▶ _Task goal_
The listing below should be written out exactly; please include all of it.

▶ _Data supplied_
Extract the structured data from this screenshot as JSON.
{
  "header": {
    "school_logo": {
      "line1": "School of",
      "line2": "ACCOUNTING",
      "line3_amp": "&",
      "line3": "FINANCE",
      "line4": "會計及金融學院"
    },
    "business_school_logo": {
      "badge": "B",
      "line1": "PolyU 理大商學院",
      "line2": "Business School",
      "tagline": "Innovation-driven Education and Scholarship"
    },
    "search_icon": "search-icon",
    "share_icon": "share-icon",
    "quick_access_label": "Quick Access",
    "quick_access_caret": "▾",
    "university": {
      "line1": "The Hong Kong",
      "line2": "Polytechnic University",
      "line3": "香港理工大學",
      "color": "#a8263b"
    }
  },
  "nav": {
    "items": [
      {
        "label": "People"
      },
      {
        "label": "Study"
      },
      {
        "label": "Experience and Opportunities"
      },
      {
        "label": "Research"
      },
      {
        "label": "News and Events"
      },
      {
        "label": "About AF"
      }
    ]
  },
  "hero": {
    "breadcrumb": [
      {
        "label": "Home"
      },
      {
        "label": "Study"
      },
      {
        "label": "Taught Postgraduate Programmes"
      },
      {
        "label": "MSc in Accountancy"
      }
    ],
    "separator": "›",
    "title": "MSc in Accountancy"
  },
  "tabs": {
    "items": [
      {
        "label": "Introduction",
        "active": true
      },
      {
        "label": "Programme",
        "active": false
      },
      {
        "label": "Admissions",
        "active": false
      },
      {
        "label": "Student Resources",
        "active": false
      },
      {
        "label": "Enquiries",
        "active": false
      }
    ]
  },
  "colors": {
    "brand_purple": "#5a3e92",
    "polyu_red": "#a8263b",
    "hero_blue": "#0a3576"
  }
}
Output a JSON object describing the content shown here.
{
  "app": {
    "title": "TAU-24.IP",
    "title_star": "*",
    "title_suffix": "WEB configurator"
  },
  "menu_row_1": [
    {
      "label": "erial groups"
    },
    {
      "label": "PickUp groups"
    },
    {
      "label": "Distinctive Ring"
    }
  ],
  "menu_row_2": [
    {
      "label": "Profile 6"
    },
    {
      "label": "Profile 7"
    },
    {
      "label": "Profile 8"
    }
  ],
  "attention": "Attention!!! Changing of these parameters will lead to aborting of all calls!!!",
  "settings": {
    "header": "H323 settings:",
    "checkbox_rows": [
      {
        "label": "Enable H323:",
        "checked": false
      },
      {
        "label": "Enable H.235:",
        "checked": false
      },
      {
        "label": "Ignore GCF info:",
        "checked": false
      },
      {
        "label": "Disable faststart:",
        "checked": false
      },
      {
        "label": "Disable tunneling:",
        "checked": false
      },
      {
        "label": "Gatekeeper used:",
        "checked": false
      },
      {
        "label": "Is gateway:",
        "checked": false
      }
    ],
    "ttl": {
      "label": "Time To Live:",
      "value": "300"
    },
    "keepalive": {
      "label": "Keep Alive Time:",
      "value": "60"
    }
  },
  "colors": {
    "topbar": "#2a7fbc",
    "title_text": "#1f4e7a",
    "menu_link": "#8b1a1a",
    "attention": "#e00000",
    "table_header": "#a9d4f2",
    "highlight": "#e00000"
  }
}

▶ _Answer_
Extract the structured data from this screenshot as JSON.
{
  "header": {
    "school_logo": {
      "line1": "School of",
      "line2": "ACCOUNTING",
      "line3_amp": "&",
      "line3": "FINANCE",
      "line4": "會計及金融學院"
    },
    "business_school_logo": {
      "badge": "B",
      "line1": "PolyU 理大商學院",
      "line2": "Business School",
      "tagline": "Innovation-driven Education and Scholarship"
    },
    "search_icon": "search-icon",
    "share_icon": "share-icon",
    "quick_access_label": "Quick Access",
    "quick_access_caret": "▾",
    "university": {
      "line1": "The Hong Kong",
      "line2": "Polytechnic University",
      "line3": "香港理工大學",
      "color": "#a8263b"
    }
  },
  "nav": {
    "items": [
      {
        "label": "People"
      },
      {
        "label": "Study"
      },
      {
        "label": "Experience and Opportunities"
      },
      {
        "label": "Research"
      },
      {
        "label": "News and Events"
      },
      {
        "label": "About AF"
      }
    ]
  },
  "hero": {
    "breadcrumb": [
      {
        "label": "Home"
      },
      {
        "label": "Study"
      },
      {
        "label": "Taught Postgraduate Programmes"
      },
      {
        "label": "MSc in Accountancy"
      }
    ],
    "separator": "›",
    "title": "MSc in Accountancy"
  },
  "tabs": {
    "items": [
      {
        "label": "Introduction",
        "active": true
      },
      {
        "label": "Programme",
        "active": false
      },
      {
        "label": "Admissions",
        "active": false
      },
      {
        "label": "Student Resources",
        "active": false
      },
      {
        "label": "Enquiries",
        "active": false
      }
    ]
  },
  "colors": {
    "brand_purple": "#5a3e92",
    "polyu_red": "#a8263b",
    "hero_blue": "#0a3576"
  }
}
Output a JSON object describing the content shown here.
{
  "app": {
    "title": "TAU-24.IP",
    "title_star": "*",
    "title_suffix": "WEB configurator"
  },
  "menu_row_1": [
    {
      "label": "erial groups"
    },
    {
      "label": "PickUp groups"
    },
    {
      "label": "Distinctive Ring"
    }
  ],
  "menu_row_2": [
    {
      "label": "Profile 6"
    },
    {
      "label": "Profile 7"
    },
    {
      "label": "Profile 8"
    }
  ],
  "attention": "Attention!!! Changing of these parameters will lead to aborting of all calls!!!",
  "settings": {
    "header": "H323 settings:",
    "checkbox_rows": [
      {
        "label": "Enable H323:",
        "checked": false
      },
      {
        "label": "Enable H.235:",
        "checked": false
      },
      {
        "label": "Ignore GCF info:",
        "checked": false
      },
      {
        "label": "Disable faststart:",
        "checked": false
      },
      {
        "label": "Disable tunneling:",
        "checked": false
      },
      {
        "label": "Gatekeeper used:",
        "checked": false
      },
      {
        "label": "Is gateway:",
        "checked": false
      }
    ],
    "ttl": {
      "label": "Time To Live:",
      "value": "300"
    },
    "keepalive": {
      "label": "Keep Alive Time:",
      "value": "60"
    }
  },
  "colors": {
    "topbar": "#2a7fbc",
    "title_text": "#1f4e7a",
    "menu_link": "#8b1a1a",
    "attention": "#e00000",
    "table_header": "#a9d4f2",
    "highlight": "#e00000"
  }
}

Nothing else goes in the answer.